**Exercises**
(a) Reproduce the passage of the review between "Penelope and Charlotte" and "across in ages.", inclusive.
(b) Answer these questions using the review:
(i) Who gave the reviewer the novel as a Christmas present?
(ii) In what decade is the novel set?
(iii) Where does Penelope meet Charlotte?

**Text to read**
+++

The Lost Art of Keeping Secrets

The Lost Art of Keeping Secrets by Eva Rice was given to me as a Christmas present by my friend Lorna, who’d read and loved it. I passed it on to Our Vicar’s Wife, who also loved it, and has passed it on to a lady in our village in Somerset… isn’t it great when a recommendation goes along a chain like this? It’s only fair that I pass it on to all of you, too.

Please don’t let that fact that it was a Richard & Judy Book Club choice put you off. They choose some fine books. And, more importantly, don’t be discouraged by the cover, which falls firmly into ‘chick lit’ territory. Today’s sketch shows the importance of distrusting cover images…


Right. Now we can consider the book itself. The Lost Art of Keeping Secrets is set in the 1950s. Penelope lives in one of those crumbling old mansions only found in literature, and is (of course) the daughter of a beautiful widow, and has a mildly eccentric brother, obsessed with music. She meets Charlotte at a bus stop, and is invited, out of the blue, to visit Charlotte’s aunt (not, we must note, the same as Charley’s Aunt) who lives in a book-crammed room, and is dictating her own book to Charlotte. Charlotte is the driving force of this novel, though we follow Penelope’s viewpoint – in Charlotte, Rice has enfused such an energy, such a good-natured whirl of sophisticated absurdity and capriciousness. She reminded me of Miss Hargreaves, not in sharing character traits, but in her unique energy; in the unwearying delight it is to read about her.

Penelope and Charlotte dash from socialite parties to the aunt’s flat to the disintegrating mansion – sharing crushes, aspirations, occasionally squabbling – all with a pace and joy that is contagious. Rice includes a couple of significant plot twists, which is all to the good of the novel’s structure, but when she produces characters so brilliant, it scarcely matters what the plot is.

The debts to Nancy Mitford and Dodie Smith are there, and cheerfully confessed to in the blurb, but this novel restored my faith in the modern novel. I’ve read a fair few good modern novels, but all of them were sombre much of the time. The Lost Art of Keeping Secrets is the first unapologetically amusing and incandescently happy novel I’ve come across in ages.

Books – What Books?

+++

**Extracted records**
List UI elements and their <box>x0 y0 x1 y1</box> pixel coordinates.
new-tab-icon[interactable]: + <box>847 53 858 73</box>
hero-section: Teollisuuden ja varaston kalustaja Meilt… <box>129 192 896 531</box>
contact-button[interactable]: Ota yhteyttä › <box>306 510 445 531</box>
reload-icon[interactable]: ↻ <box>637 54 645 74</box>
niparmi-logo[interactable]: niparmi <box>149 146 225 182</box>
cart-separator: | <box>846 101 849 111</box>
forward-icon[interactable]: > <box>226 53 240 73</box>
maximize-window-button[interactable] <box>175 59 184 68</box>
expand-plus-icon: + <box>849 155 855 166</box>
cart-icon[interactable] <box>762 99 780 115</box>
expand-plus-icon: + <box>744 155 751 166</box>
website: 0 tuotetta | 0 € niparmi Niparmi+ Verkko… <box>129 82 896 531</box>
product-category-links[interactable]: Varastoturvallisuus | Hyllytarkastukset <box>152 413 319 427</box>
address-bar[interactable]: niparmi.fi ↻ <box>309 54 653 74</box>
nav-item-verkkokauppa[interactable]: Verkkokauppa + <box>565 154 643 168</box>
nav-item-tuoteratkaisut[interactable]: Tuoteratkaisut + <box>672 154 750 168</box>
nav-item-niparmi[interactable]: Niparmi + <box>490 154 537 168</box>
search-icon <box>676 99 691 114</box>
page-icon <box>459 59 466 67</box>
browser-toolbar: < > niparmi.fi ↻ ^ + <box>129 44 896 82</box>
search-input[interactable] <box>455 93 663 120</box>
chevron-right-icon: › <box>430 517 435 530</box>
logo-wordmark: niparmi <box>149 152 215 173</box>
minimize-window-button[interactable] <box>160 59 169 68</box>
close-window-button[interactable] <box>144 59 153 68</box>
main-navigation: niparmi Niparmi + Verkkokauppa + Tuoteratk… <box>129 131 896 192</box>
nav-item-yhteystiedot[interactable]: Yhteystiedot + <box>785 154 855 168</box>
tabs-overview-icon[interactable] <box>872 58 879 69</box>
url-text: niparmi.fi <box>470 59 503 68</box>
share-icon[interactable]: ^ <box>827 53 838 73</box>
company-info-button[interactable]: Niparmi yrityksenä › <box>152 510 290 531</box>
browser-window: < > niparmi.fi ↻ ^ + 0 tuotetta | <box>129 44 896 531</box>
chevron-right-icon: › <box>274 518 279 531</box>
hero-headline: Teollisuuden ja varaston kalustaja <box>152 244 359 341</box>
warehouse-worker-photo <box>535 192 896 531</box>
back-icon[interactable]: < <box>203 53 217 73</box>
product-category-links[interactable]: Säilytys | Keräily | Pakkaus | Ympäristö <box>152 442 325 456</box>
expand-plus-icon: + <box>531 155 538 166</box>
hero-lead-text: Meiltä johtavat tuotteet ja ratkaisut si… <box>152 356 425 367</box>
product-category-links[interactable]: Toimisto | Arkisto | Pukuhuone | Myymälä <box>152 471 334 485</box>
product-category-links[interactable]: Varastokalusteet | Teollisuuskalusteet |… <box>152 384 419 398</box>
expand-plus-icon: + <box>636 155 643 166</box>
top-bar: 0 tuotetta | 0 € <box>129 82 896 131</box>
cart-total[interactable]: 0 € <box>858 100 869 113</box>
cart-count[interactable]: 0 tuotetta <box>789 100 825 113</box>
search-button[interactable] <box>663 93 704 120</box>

+++

**Task results**
(a)
Penelope and Charlotte dash from socialite parties to the aunt’s flat to the disintegrating mansion – sharing crushes, aspirations, occasionally squabbling – all with a pace and joy that is contagious. Rice includes a couple of significant plot twists, which is all to the good of the novel’s structure, but when she produces characters so brilliant, it scarcely matters what the plot is.

The debts to Nancy Mitford and Dodie Smith are there, and cheerfully confessed to in the blurb, but this novel restored my faith in the modern novel. I’ve read a fair few good modern novels, but all of them were sombre much of the time. The Lost Art of Keeping Secrets is the first unapologetically amusing and incandescently happy novel I’ve come across in ages.

(b)
(i) The reviewer's friend Lorna.
(ii) The 1950s.
(iii) At a bus stop.